--- Input data ---
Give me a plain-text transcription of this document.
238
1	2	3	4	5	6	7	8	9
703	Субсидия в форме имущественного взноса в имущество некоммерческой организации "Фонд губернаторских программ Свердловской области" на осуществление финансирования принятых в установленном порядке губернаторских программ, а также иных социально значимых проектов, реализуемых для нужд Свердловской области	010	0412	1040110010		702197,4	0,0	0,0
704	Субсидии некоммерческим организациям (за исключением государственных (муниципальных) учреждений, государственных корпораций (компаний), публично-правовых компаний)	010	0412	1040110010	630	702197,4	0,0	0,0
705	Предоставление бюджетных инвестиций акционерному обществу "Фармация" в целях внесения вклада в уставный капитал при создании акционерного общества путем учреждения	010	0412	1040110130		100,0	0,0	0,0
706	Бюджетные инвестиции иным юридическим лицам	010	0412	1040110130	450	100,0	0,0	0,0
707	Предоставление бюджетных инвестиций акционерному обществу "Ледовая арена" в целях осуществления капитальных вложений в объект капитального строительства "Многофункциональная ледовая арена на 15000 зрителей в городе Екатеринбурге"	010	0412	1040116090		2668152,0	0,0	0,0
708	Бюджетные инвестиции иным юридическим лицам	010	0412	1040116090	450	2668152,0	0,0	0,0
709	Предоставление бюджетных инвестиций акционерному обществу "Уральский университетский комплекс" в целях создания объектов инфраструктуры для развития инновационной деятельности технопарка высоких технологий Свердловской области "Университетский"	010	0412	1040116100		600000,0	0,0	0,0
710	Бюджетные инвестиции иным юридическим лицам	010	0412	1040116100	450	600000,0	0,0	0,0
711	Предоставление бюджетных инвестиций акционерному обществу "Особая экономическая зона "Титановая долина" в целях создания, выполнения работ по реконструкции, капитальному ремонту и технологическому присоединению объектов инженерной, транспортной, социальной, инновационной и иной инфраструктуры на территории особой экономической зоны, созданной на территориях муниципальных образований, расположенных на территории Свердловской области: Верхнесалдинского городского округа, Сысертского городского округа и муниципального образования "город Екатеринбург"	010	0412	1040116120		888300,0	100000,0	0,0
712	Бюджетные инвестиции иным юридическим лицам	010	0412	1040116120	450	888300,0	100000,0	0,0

--- Task to carry out ---
Write out the full set of records exactly as given.

--- Final answer ---
Give me a plain-text transcription of this document.
238
1	2	3	4	5	6	7	8	9
703	Субсидия в форме имущественного взноса в имущество некоммерческой организации "Фонд губернаторских программ Свердловской области" на осуществление финансирования принятых в установленном порядке губернаторских программ, а также иных социально значимых проектов, реализуемых для нужд Свердловской области	010	0412	1040110010		702197,4	0,0	0,0
704	Субсидии некоммерческим организациям (за исключением государственных (муниципальных) учреждений, государственных корпораций (компаний), публично-правовых компаний)	010	0412	1040110010	630	702197,4	0,0	0,0
705	Предоставление бюджетных инвестиций акционерному обществу "Фармация" в целях внесения вклада в уставный капитал при создании акционерного общества путем учреждения	010	0412	1040110130		100,0	0,0	0,0
706	Бюджетные инвестиции иным юридическим лицам	010	0412	1040110130	450	100,0	0,0	0,0
707	Предоставление бюджетных инвестиций акционерному обществу "Ледовая арена" в целях осуществления капитальных вложений в объект капитального строительства "Многофункциональная ледовая арена на 15000 зрителей в городе Екатеринбурге"	010	0412	1040116090		2668152,0	0,0	0,0
708	Бюджетные инвестиции иным юридическим лицам	010	0412	1040116090	450	2668152,0	0,0	0,0
709	Предоставление бюджетных инвестиций акционерному обществу "Уральский университетский комплекс" в целях создания объектов инфраструктуры для развития инновационной деятельности технопарка высоких технологий Свердловской области "Университетский"	010	0412	1040116100		600000,0	0,0	0,0
710	Бюджетные инвестиции иным юридическим лицам	010	0412	1040116100	450	600000,0	0,0	0,0
711	Предоставление бюджетных инвестиций акционерному обществу "Особая экономическая зона "Титановая долина" в целях создания, выполнения работ по реконструкции, капитальному ремонту и технологическому присоединению объектов инженерной, транспортной, социальной, инновационной и иной инфраструктуры на территории особой экономической зоны, созданной на территориях муниципальных образований, расположенных на территории Свердловской области: Верхнесалдинского городского округа, Сысертского городского округа и муниципального образования "город Екатеринбург"	010	0412	1040116120		888300,0	100000,0	0,0
712	Бюджетные инвестиции иным юридическим лицам	010	0412	1040116120	450	888300,0	100000,0	0,0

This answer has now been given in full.